__TASK TO COMPLETE__
Copy out each line of the data that holds the string "Assignment".

Stored data
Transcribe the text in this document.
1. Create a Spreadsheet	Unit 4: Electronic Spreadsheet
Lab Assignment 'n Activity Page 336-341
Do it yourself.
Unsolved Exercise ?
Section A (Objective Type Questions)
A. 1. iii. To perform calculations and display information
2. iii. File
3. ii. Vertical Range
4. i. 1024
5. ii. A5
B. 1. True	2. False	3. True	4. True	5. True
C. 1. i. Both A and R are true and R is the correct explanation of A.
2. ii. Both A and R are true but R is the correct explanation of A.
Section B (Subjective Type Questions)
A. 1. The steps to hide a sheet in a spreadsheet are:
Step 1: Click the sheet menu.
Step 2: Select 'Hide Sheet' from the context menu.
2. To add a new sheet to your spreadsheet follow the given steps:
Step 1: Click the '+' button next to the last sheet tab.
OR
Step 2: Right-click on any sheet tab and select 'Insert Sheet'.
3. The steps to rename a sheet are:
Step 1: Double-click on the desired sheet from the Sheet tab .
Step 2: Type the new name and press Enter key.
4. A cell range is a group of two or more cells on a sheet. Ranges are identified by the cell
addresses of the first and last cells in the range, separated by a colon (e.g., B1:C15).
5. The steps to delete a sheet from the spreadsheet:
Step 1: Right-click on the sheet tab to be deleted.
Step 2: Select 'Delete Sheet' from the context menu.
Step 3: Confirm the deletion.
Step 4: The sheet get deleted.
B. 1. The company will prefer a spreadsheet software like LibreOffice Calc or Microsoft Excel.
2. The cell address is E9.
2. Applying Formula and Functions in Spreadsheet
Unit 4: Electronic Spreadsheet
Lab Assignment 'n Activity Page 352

__PROBLEM SOLUTION__
Lab Assignment 'n Activity Page 336-341
Lab Assignment 'n Activity Page 352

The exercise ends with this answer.